Starting at the line that holds "What's the underlying", set down each line through the end of the listing, exactly as written and with nothing added.

--- start of Dataset rows ---

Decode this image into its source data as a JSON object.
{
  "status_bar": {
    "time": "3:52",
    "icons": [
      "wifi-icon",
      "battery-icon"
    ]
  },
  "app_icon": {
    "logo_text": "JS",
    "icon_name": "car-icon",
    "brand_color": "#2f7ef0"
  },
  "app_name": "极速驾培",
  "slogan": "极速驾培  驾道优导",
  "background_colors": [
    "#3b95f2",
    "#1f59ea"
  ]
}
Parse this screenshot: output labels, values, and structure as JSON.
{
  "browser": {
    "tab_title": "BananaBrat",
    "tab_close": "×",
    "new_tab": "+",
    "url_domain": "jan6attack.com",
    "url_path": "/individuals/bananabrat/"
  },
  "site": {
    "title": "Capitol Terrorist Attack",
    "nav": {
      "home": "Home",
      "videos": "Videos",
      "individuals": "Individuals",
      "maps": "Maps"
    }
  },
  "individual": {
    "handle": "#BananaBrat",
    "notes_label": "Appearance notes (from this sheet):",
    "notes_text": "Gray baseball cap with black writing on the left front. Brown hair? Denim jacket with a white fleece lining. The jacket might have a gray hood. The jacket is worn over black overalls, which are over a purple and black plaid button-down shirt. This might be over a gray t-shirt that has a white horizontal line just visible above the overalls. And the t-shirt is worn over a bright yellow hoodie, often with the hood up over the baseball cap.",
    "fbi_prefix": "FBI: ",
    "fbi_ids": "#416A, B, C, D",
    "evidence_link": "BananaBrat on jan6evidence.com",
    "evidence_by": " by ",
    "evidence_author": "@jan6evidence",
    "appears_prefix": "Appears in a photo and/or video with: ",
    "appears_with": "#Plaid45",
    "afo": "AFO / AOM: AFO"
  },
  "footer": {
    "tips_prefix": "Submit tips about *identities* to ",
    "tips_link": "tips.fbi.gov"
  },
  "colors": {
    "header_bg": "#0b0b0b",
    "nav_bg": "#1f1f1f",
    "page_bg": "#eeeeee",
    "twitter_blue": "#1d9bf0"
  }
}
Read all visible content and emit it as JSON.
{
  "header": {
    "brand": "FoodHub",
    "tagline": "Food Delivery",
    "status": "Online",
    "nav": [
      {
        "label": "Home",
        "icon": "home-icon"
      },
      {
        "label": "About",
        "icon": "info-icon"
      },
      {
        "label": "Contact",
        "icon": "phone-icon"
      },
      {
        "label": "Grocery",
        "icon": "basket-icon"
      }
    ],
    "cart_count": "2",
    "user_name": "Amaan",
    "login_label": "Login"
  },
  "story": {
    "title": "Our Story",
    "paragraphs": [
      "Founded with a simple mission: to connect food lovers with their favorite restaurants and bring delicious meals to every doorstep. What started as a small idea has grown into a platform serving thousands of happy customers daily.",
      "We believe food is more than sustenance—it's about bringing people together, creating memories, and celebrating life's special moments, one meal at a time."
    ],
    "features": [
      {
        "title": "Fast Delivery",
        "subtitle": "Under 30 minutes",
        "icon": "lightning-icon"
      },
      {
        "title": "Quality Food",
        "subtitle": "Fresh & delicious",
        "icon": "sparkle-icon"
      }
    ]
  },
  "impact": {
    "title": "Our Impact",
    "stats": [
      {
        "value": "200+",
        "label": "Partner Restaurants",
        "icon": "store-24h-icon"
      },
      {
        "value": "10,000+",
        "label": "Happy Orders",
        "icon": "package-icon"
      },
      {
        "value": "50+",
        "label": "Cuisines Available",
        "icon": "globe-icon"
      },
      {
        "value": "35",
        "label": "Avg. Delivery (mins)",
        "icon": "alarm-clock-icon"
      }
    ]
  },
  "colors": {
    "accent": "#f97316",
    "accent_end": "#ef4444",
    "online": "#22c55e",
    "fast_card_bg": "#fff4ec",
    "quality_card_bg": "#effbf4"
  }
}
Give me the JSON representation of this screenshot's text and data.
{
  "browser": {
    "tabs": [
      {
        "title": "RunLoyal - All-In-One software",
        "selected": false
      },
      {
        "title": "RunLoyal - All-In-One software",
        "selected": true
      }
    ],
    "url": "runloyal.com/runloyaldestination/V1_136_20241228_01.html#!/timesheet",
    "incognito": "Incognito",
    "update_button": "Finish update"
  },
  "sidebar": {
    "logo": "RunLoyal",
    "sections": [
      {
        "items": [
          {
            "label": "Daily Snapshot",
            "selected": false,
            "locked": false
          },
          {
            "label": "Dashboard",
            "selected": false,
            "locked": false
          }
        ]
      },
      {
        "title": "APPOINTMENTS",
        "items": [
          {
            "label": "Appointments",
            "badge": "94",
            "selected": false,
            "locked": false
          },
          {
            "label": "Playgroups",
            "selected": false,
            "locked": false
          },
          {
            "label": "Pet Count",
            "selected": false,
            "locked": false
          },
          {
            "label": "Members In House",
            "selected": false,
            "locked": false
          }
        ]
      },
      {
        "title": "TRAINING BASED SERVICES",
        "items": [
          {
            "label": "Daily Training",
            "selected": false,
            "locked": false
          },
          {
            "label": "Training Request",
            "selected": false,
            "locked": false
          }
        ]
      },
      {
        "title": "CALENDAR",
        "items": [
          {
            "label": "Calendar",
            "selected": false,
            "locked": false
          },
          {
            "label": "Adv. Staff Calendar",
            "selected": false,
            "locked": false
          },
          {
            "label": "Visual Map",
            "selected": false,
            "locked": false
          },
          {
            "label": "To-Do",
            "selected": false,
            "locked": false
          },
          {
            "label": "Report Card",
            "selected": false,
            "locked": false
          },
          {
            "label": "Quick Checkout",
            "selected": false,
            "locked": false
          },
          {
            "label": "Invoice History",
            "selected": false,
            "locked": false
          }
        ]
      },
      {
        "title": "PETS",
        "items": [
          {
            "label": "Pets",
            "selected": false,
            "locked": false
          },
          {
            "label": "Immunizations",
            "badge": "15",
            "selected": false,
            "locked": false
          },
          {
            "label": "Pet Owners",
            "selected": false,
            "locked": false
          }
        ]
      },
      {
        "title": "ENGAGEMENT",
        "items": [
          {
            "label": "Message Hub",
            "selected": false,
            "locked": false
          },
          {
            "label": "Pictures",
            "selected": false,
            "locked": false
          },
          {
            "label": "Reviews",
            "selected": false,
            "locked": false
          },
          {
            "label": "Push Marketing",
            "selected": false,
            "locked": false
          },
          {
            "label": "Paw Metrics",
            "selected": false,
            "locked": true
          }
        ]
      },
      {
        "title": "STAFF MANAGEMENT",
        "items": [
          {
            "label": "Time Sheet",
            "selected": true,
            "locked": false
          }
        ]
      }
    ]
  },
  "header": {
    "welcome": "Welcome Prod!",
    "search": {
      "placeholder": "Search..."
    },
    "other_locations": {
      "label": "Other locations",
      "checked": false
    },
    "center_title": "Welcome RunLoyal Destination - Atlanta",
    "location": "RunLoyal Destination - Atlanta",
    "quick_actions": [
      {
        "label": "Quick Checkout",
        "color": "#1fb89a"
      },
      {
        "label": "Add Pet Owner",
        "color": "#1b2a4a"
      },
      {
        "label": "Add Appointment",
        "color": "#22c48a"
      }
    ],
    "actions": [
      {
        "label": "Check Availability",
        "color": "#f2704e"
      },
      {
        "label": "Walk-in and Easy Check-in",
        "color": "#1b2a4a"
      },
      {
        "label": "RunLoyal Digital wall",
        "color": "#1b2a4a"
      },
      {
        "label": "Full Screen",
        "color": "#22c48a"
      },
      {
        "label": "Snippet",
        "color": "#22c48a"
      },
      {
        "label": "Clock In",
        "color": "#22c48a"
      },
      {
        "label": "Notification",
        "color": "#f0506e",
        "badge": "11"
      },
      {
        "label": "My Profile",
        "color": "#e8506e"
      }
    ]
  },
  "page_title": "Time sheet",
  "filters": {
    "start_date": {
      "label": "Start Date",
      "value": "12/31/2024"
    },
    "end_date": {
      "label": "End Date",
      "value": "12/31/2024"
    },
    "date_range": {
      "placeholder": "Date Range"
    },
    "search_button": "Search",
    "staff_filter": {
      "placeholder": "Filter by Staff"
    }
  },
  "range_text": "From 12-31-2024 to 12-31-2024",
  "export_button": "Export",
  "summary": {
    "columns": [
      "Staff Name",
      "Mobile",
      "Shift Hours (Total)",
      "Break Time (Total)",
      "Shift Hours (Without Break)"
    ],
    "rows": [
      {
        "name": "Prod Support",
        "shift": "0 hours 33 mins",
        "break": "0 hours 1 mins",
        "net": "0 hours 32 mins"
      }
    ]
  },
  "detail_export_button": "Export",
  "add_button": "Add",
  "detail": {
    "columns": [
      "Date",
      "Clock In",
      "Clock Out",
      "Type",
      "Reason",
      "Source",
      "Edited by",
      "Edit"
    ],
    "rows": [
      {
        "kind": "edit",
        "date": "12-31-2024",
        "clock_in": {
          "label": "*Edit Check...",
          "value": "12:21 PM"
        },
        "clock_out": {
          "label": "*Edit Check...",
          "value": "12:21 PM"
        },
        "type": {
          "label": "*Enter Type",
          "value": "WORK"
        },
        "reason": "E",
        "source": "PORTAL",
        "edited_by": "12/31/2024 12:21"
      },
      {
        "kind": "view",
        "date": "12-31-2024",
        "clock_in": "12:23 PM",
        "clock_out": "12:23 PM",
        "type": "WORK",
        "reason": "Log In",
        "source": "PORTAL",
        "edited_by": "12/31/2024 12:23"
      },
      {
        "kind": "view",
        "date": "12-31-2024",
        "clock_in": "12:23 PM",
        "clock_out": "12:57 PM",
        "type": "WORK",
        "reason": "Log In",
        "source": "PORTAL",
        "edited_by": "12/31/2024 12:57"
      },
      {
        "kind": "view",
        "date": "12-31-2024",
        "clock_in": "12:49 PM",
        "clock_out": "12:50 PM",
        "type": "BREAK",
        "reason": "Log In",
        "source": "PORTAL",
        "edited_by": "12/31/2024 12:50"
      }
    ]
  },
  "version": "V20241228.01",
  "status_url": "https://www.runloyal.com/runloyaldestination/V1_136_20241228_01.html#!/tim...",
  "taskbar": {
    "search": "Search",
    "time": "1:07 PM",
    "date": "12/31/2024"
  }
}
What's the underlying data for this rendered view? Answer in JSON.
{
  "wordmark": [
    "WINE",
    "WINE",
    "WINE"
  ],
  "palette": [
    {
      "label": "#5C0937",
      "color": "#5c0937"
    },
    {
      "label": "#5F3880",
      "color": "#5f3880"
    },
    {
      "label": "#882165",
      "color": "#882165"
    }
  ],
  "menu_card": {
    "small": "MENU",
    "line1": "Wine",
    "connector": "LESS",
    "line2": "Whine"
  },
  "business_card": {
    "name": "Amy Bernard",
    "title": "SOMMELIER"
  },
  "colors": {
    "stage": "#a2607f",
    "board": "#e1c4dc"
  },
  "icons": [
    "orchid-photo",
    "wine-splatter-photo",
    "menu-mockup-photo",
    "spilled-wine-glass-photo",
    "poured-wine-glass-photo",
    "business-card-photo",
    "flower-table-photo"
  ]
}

--- end of Dataset rows ---

[Solution]
What's the underlying data for this rendered view? Answer in JSON.
{
  "wordmark": [
    "WINE",
    "WINE",
    "WINE"
  ],
  "palette": [
    {
      "label": "#5C0937",
      "color": "#5c0937"
    },
    {
      "label": "#5F3880",
      "color": "#5f3880"
    },
    {
      "label": "#882165",
      "color": "#882165"
    }
  ],
  "menu_card": {
    "small": "MENU",
    "line1": "Wine",
    "connector": "LESS",
    "line2": "Whine"
  },
  "business_card": {
    "name": "Amy Bernard",
    "title": "SOMMELIER"
  },
  "colors": {
    "stage": "#a2607f",
    "board": "#e1c4dc"
  },
  "icons": [
    "orchid-photo",
    "wine-splatter-photo",
    "menu-mockup-photo",
    "spilled-wine-glass-photo",
    "poured-wine-glass-photo",
    "business-card-photo",
    "flower-table-photo"
  ]
}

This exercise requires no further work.